(Source data)
————

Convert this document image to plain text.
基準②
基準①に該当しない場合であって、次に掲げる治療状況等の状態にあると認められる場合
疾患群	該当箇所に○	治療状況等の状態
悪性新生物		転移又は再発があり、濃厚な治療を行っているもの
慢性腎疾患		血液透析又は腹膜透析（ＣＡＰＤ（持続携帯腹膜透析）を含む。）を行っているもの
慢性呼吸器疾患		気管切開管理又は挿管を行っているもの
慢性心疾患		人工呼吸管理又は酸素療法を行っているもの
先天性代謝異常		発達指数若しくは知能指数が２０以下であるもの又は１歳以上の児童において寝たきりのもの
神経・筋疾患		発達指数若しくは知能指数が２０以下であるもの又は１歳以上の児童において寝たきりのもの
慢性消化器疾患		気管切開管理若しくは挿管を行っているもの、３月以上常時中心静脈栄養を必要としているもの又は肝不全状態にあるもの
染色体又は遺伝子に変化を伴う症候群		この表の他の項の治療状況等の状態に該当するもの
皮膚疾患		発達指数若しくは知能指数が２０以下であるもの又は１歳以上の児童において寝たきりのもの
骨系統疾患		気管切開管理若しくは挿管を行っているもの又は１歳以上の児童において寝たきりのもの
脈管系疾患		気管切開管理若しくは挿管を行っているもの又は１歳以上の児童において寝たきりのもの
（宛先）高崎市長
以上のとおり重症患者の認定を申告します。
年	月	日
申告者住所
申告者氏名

————

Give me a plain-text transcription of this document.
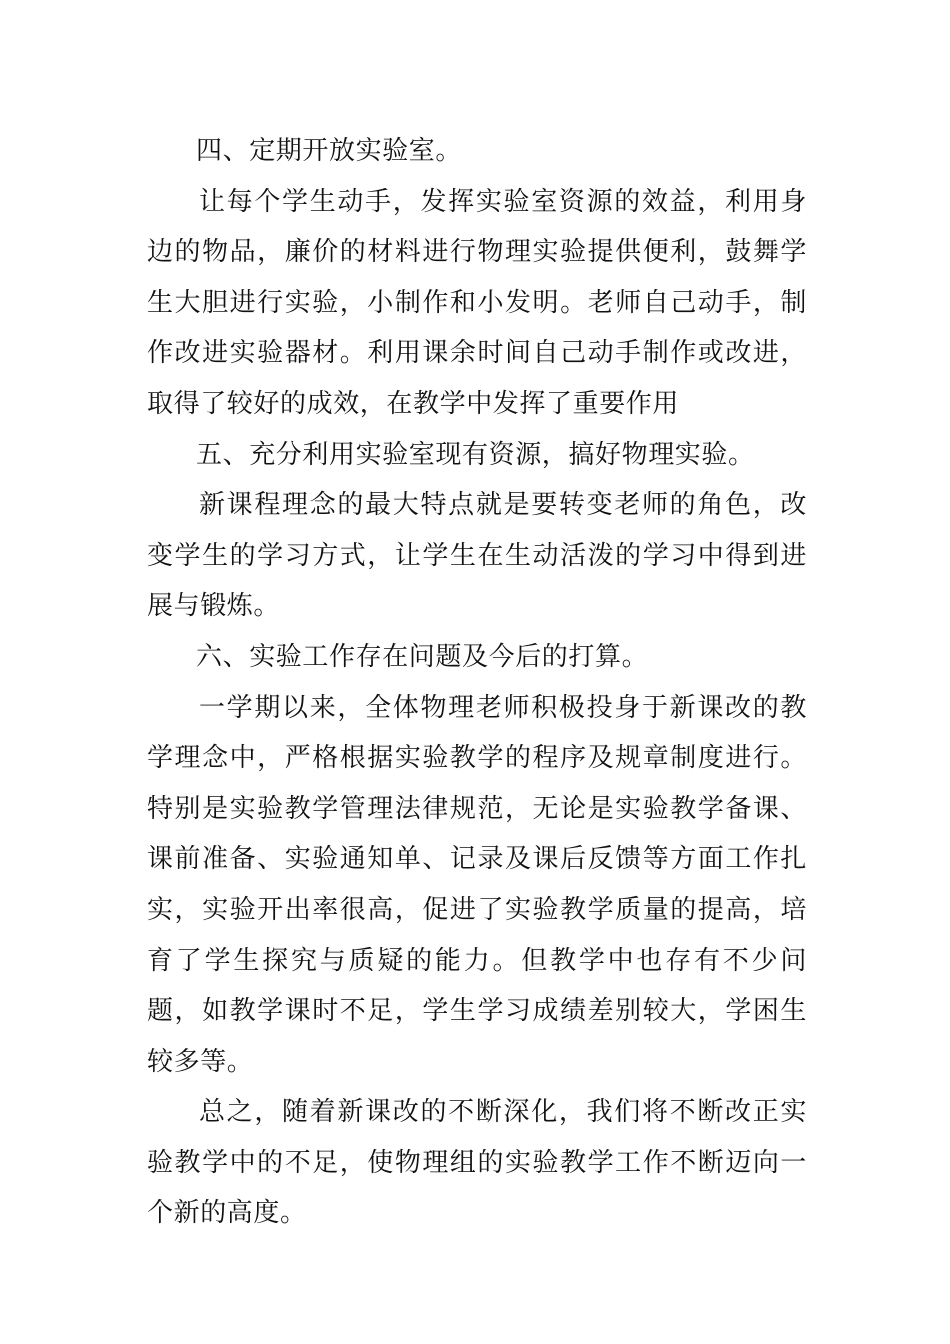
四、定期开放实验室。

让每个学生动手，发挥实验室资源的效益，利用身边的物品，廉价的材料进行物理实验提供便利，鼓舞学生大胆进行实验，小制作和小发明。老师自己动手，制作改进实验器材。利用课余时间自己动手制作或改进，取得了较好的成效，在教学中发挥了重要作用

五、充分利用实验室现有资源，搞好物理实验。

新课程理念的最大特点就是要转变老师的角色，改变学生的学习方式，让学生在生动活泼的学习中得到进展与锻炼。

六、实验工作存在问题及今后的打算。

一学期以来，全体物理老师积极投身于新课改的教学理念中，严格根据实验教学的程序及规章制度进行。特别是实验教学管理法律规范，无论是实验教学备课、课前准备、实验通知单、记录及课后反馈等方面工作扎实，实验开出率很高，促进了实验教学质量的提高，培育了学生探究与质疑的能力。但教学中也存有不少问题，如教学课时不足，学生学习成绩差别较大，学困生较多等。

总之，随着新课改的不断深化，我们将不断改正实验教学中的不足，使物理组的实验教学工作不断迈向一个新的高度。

————

• What is needed: Copy each line above containing the string "this".

• Written solution:
Convert this document image to plain text.
Give me a plain-text transcription of this document.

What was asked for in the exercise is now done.